[Short task]
Copy every line that contains the string "Stemp" from the entries below.

[Task data]
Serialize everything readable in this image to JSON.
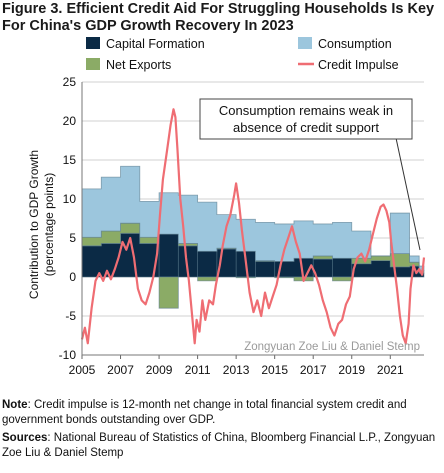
{
  "title": "Figure 3. Efficient Credit Aid For Struggling Households Is Key For China's GDP Growth Recovery In 2023",
  "note_label": "Note",
  "note_text": ": Credit impulse is 12-month net change in total financial system credit and government bonds outstanding over  GDP.",
  "sources_label": "Sources",
  "sources_text": ": National Bureau of Statistics of China, Bloomberg Financial L.P., Zongyuan Zoe Liu & Daniel Stemp",
  "watermark": "Zongyuan Zoe Liu & Daniel Stemp",
  "callout": [
    "Consumption remains weak in",
    "absence of credit support"
  ],
  "colors": {
    "capital_formation": "#0b2a45",
    "net_exports": "#8bab66",
    "consumption": "#9cc6dd",
    "credit_impulse": "#ef6d73",
    "grid": "#d0d0d0"
  },
  "chart_data": {
    "type": "area",
    "ylabel": "Contribution to GDP Growth (percentage points)",
    "ylim": [
      -10,
      25
    ],
    "yticks": [
      -10,
      -5,
      0,
      5,
      10,
      15,
      20,
      25
    ],
    "xlim": [
      2005,
      2022.75
    ],
    "xticks": [
      2005,
      2007,
      2009,
      2011,
      2013,
      2015,
      2017,
      2019,
      2021
    ],
    "legend": [
      "Capital Formation",
      "Consumption",
      "Net Exports",
      "Credit Impulse"
    ],
    "legend_position": "top",
    "stacked_series": [
      {
        "name": "Capital Formation",
        "color_key": "capital_formation",
        "steps": [
          [
            2005,
            4.0
          ],
          [
            2006,
            4.3
          ],
          [
            2007,
            5.6
          ],
          [
            2008,
            4.3
          ],
          [
            2009,
            5.5
          ],
          [
            2010,
            4.0
          ],
          [
            2011,
            3.3
          ],
          [
            2012,
            3.6
          ],
          [
            2013,
            3.3
          ],
          [
            2014,
            2.0
          ],
          [
            2015,
            2.0
          ],
          [
            2016,
            2.4
          ],
          [
            2017,
            2.3
          ],
          [
            2018,
            2.4
          ],
          [
            2019,
            1.7
          ],
          [
            2020,
            2.1
          ],
          [
            2021,
            1.3
          ],
          [
            2022,
            1.4
          ],
          [
            2022.5,
            0.5
          ]
        ]
      },
      {
        "name": "Net Exports",
        "color_key": "net_exports",
        "steps": [
          [
            2005,
            1.1
          ],
          [
            2006,
            1.6
          ],
          [
            2007,
            1.3
          ],
          [
            2008,
            0.8
          ],
          [
            2009,
            -4.0
          ],
          [
            2010,
            0.3
          ],
          [
            2011,
            -0.5
          ],
          [
            2012,
            0.1
          ],
          [
            2013,
            -0.1
          ],
          [
            2014,
            0.1
          ],
          [
            2015,
            -0.1
          ],
          [
            2016,
            -0.5
          ],
          [
            2017,
            0.4
          ],
          [
            2018,
            -0.5
          ],
          [
            2019,
            0.7
          ],
          [
            2020,
            0.6
          ],
          [
            2021,
            1.7
          ],
          [
            2022,
            0.5
          ],
          [
            2022.5,
            0.3
          ]
        ]
      },
      {
        "name": "Consumption",
        "color_key": "consumption",
        "steps": [
          [
            2005,
            6.2
          ],
          [
            2006,
            6.9
          ],
          [
            2007,
            7.3
          ],
          [
            2008,
            4.6
          ],
          [
            2009,
            5.3
          ],
          [
            2010,
            6.2
          ],
          [
            2011,
            6.3
          ],
          [
            2012,
            4.3
          ],
          [
            2013,
            4.1
          ],
          [
            2014,
            4.9
          ],
          [
            2015,
            4.8
          ],
          [
            2016,
            4.8
          ],
          [
            2017,
            4.1
          ],
          [
            2018,
            4.6
          ],
          [
            2019,
            3.5
          ],
          [
            2020,
            0.0
          ],
          [
            2021,
            5.2
          ],
          [
            2022,
            0.8
          ],
          [
            2022.5,
            0.6
          ]
        ]
      }
    ],
    "line_series": {
      "name": "Credit Impulse",
      "color_key": "credit_impulse",
      "points": [
        [
          2005.0,
          -8.0
        ],
        [
          2005.15,
          -6.5
        ],
        [
          2005.3,
          -8.5
        ],
        [
          2005.5,
          -4.0
        ],
        [
          2005.7,
          -0.5
        ],
        [
          2005.9,
          0.5
        ],
        [
          2006.1,
          -0.5
        ],
        [
          2006.3,
          0.8
        ],
        [
          2006.5,
          -0.3
        ],
        [
          2006.7,
          1.0
        ],
        [
          2006.9,
          2.5
        ],
        [
          2007.1,
          4.5
        ],
        [
          2007.3,
          3.5
        ],
        [
          2007.5,
          5.0
        ],
        [
          2007.7,
          2.5
        ],
        [
          2007.9,
          -1.5
        ],
        [
          2008.1,
          -3.0
        ],
        [
          2008.3,
          -3.5
        ],
        [
          2008.5,
          -2.0
        ],
        [
          2008.7,
          0.0
        ],
        [
          2008.9,
          3.0
        ],
        [
          2009.05,
          8.0
        ],
        [
          2009.2,
          12.5
        ],
        [
          2009.4,
          16.0
        ],
        [
          2009.6,
          19.5
        ],
        [
          2009.75,
          21.5
        ],
        [
          2009.85,
          20.5
        ],
        [
          2009.95,
          16.5
        ],
        [
          2010.1,
          10.0
        ],
        [
          2010.25,
          6.5
        ],
        [
          2010.4,
          2.5
        ],
        [
          2010.55,
          -0.5
        ],
        [
          2010.7,
          -4.5
        ],
        [
          2010.85,
          -8.5
        ],
        [
          2010.95,
          -5.5
        ],
        [
          2011.1,
          -7.0
        ],
        [
          2011.25,
          -3.0
        ],
        [
          2011.4,
          -5.5
        ],
        [
          2011.6,
          -3.0
        ],
        [
          2011.8,
          -3.5
        ],
        [
          2011.95,
          -1.0
        ],
        [
          2012.15,
          1.5
        ],
        [
          2012.3,
          4.0
        ],
        [
          2012.5,
          6.5
        ],
        [
          2012.7,
          8.0
        ],
        [
          2012.9,
          10.5
        ],
        [
          2013.0,
          12.0
        ],
        [
          2013.15,
          9.5
        ],
        [
          2013.3,
          6.0
        ],
        [
          2013.5,
          2.0
        ],
        [
          2013.7,
          -2.0
        ],
        [
          2013.9,
          -4.5
        ],
        [
          2014.1,
          -3.0
        ],
        [
          2014.3,
          -5.0
        ],
        [
          2014.5,
          -2.0
        ],
        [
          2014.7,
          -4.0
        ],
        [
          2014.9,
          -2.5
        ],
        [
          2015.1,
          -1.0
        ],
        [
          2015.3,
          1.5
        ],
        [
          2015.5,
          3.5
        ],
        [
          2015.7,
          5.0
        ],
        [
          2015.9,
          6.5
        ],
        [
          2016.1,
          4.5
        ],
        [
          2016.3,
          3.0
        ],
        [
          2016.5,
          -0.5
        ],
        [
          2016.7,
          0.5
        ],
        [
          2016.9,
          1.5
        ],
        [
          2017.1,
          0.5
        ],
        [
          2017.3,
          -1.0
        ],
        [
          2017.5,
          -3.0
        ],
        [
          2017.7,
          -4.5
        ],
        [
          2017.9,
          -6.5
        ],
        [
          2018.1,
          -7.5
        ],
        [
          2018.3,
          -6.0
        ],
        [
          2018.5,
          -5.5
        ],
        [
          2018.7,
          -3.5
        ],
        [
          2018.9,
          -2.5
        ],
        [
          2019.1,
          1.0
        ],
        [
          2019.3,
          2.5
        ],
        [
          2019.5,
          3.0
        ],
        [
          2019.7,
          2.0
        ],
        [
          2019.9,
          3.5
        ],
        [
          2020.1,
          5.5
        ],
        [
          2020.3,
          7.5
        ],
        [
          2020.5,
          9.0
        ],
        [
          2020.65,
          9.3
        ],
        [
          2020.8,
          8.5
        ],
        [
          2020.95,
          7.0
        ],
        [
          2021.05,
          4.5
        ],
        [
          2021.2,
          1.5
        ],
        [
          2021.35,
          -1.5
        ],
        [
          2021.5,
          -5.0
        ],
        [
          2021.65,
          -7.5
        ],
        [
          2021.8,
          -8.5
        ],
        [
          2021.95,
          -6.0
        ],
        [
          2022.05,
          -1.5
        ],
        [
          2022.2,
          1.5
        ],
        [
          2022.35,
          0.5
        ],
        [
          2022.5,
          1.0
        ],
        [
          2022.65,
          0.3
        ],
        [
          2022.75,
          2.5
        ]
      ]
    }
  }
}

[Reply]
  "sources_text": ": National Bureau of Statistics of China, Bloomberg Financial L.P., Zongyuan Zoe Liu & Daniel Stemp",
  "watermark": "Zongyuan Zoe Liu & Daniel Stemp",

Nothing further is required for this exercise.